- Work required: In the material below, list every line carrying the string "name".

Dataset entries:
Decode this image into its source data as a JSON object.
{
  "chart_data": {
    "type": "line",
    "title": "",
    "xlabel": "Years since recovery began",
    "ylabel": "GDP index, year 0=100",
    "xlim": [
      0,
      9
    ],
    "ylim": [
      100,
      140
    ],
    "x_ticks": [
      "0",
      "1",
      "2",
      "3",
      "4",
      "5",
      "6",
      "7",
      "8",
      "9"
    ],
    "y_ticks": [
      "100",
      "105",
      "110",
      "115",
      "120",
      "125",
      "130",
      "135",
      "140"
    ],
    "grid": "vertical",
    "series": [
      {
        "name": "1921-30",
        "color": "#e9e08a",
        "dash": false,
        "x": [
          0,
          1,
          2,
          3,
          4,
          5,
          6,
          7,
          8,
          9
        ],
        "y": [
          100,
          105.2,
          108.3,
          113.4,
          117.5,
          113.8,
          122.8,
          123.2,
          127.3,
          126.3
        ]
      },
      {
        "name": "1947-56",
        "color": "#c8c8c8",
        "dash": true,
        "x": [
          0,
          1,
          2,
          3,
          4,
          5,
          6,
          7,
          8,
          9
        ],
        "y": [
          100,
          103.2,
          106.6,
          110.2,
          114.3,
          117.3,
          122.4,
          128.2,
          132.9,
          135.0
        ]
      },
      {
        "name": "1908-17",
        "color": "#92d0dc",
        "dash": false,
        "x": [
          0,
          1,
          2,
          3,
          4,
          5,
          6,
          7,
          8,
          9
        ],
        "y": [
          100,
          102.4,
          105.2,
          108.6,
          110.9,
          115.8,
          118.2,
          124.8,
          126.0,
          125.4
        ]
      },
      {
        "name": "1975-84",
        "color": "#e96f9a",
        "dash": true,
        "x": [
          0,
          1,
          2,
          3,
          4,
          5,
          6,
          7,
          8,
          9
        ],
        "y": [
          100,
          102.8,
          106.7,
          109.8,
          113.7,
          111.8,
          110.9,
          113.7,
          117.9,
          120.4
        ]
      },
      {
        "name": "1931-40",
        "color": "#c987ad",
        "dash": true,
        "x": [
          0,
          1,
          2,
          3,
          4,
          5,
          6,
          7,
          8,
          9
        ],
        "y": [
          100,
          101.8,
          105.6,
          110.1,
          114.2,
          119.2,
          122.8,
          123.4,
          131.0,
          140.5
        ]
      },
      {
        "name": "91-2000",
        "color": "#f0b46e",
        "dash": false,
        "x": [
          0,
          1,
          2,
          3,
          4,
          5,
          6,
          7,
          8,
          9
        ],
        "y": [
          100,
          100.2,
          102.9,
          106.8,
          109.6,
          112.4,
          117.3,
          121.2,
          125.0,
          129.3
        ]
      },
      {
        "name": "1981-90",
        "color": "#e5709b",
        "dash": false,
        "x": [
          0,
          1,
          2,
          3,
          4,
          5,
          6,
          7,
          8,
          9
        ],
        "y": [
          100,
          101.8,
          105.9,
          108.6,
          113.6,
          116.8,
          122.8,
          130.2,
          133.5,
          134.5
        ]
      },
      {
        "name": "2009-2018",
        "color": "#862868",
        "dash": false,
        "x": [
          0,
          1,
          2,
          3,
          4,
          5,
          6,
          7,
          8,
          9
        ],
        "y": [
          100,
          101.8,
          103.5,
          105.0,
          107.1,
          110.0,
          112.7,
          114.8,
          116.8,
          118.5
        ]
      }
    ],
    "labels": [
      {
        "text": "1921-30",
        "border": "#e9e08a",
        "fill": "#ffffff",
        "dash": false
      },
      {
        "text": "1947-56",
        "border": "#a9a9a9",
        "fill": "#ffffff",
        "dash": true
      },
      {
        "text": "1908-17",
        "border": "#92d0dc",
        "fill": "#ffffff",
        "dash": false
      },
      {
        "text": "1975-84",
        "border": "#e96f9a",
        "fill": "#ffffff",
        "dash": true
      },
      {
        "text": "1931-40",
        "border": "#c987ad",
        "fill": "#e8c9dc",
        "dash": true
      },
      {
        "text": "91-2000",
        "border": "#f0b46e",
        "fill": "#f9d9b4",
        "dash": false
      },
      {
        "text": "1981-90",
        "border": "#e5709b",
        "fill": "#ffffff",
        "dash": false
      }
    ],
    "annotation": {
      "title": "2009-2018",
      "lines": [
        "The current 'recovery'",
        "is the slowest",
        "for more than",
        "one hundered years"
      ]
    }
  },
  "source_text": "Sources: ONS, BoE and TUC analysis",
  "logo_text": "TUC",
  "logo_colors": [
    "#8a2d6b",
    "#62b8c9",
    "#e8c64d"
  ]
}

- Result of the exercise:
        "name": "1921-30",
        "name": "1947-56",
        "name": "1908-17",
        "name": "1975-84",
        "name": "1931-40",
        "name": "91-2000",
        "name": "1981-90",
        "name": "2009-2018",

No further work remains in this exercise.